→ **MATERIAL FOR THIS EXERCISE**:
····················
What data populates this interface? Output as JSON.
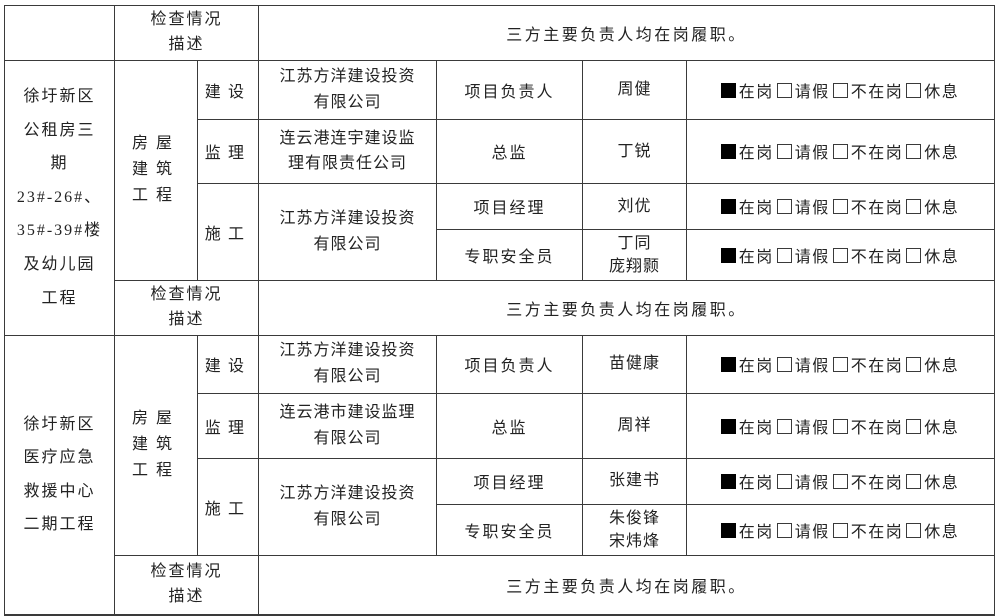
{
  "header_row": {
    "project": "",
    "inspection_label": "检查情况\n描述",
    "inspection_value": "三方主要负责人均在岗履职。"
  },
  "attendance": {
    "options": [
      {
        "label": "在岗",
        "checked": true
      },
      {
        "label": "请假",
        "checked": false
      },
      {
        "label": "不在岗",
        "checked": false
      },
      {
        "label": "休息",
        "checked": false
      }
    ]
  },
  "sections": [
    {
      "project": "徐圩新区\n公租房三\n期\n23#-26#、\n35#-39#楼\n及幼儿园\n工程",
      "type": "房屋\n建筑\n工程",
      "rows": [
        {
          "category": "建设",
          "company": "江苏方洋建设投资\n有限公司",
          "role": "项目负责人",
          "person": "周健"
        },
        {
          "category": "监理",
          "company": "连云港连宇建设监\n理有限责任公司",
          "role": "总监",
          "person": "丁锐"
        },
        {
          "category": "施工",
          "company": "江苏方洋建设投资\n有限公司",
          "role": "项目经理",
          "person": "刘优"
        },
        {
          "role": "专职安全员",
          "person": "丁同\n庞翔颢"
        }
      ],
      "inspection_label": "检查情况\n描述",
      "inspection_value": "三方主要负责人均在岗履职。"
    },
    {
      "project": "徐圩新区\n医疗应急\n救援中心\n二期工程",
      "type": "房屋\n建筑\n工程",
      "rows": [
        {
          "category": "建设",
          "company": "江苏方洋建设投资\n有限公司",
          "role": "项目负责人",
          "person": "苗健康"
        },
        {
          "category": "监理",
          "company": "连云港市建设监理\n有限公司",
          "role": "总监",
          "person": "周祥"
        },
        {
          "category": "施工",
          "company": "江苏方洋建设投资\n有限公司",
          "role": "项目经理",
          "person": "张建书"
        },
        {
          "role": "专职安全员",
          "person": "朱俊锋\n宋炜烽"
        }
      ],
      "inspection_label": "检查情况\n描述",
      "inspection_value": "三方主要负责人均在岗履职。"
    }
  ]
}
····················
→ **GOAL**: Quote the data exactly, leaving every image out of the copy.

→ **WORKED ANSWER**:
What data populates this interface? Output as JSON.
{
  "header_row": {
    "project": "",
    "inspection_label": "检查情况\n描述",
    "inspection_value": "三方主要负责人均在岗履职。"
  },
  "attendance": {
    "options": [
      {
        "label": "在岗",
        "checked": true
      },
      {
        "label": "请假",
        "checked": false
      },
      {
        "label": "不在岗",
        "checked": false
      },
      {
        "label": "休息",
        "checked": false
      }
    ]
  },
  "sections": [
    {
      "project": "徐圩新区\n公租房三\n期\n23#-26#、\n35#-39#楼\n及幼儿园\n工程",
      "type": "房屋\n建筑\n工程",
      "rows": [
        {
          "category": "建设",
          "company": "江苏方洋建设投资\n有限公司",
          "role": "项目负责人",
          "person": "周健"
        },
        {
          "category": "监理",
          "company": "连云港连宇建设监\n理有限责任公司",
          "role": "总监",
          "person": "丁锐"
        },
        {
          "category": "施工",
          "company": "江苏方洋建设投资\n有限公司",
          "role": "项目经理",
          "person": "刘优"
        },
        {
          "role": "专职安全员",
          "person": "丁同\n庞翔颢"
        }
      ],
      "inspection_label": "检查情况\n描述",
      "inspection_value": "三方主要负责人均在岗履职。"
    },
    {
      "project": "徐圩新区\n医疗应急\n救援中心\n二期工程",
      "type": "房屋\n建筑\n工程",
      "rows": [
        {
          "category": "建设",
          "company": "江苏方洋建设投资\n有限公司",
          "role": "项目负责人",
          "person": "苗健康"
        },
        {
          "category": "监理",
          "company": "连云港市建设监理\n有限公司",
          "role": "总监",
          "person": "周祥"
        },
        {
          "category": "施工",
          "company": "江苏方洋建设投资\n有限公司",
          "role": "项目经理",
          "person": "张建书"
        },
        {
          "role": "专职安全员",
          "person": "朱俊锋\n宋炜烽"
        }
      ],
      "inspection_label": "检查情况\n描述",
      "inspection_value": "三方主要负责人均在岗履职。"
    }
  ]
}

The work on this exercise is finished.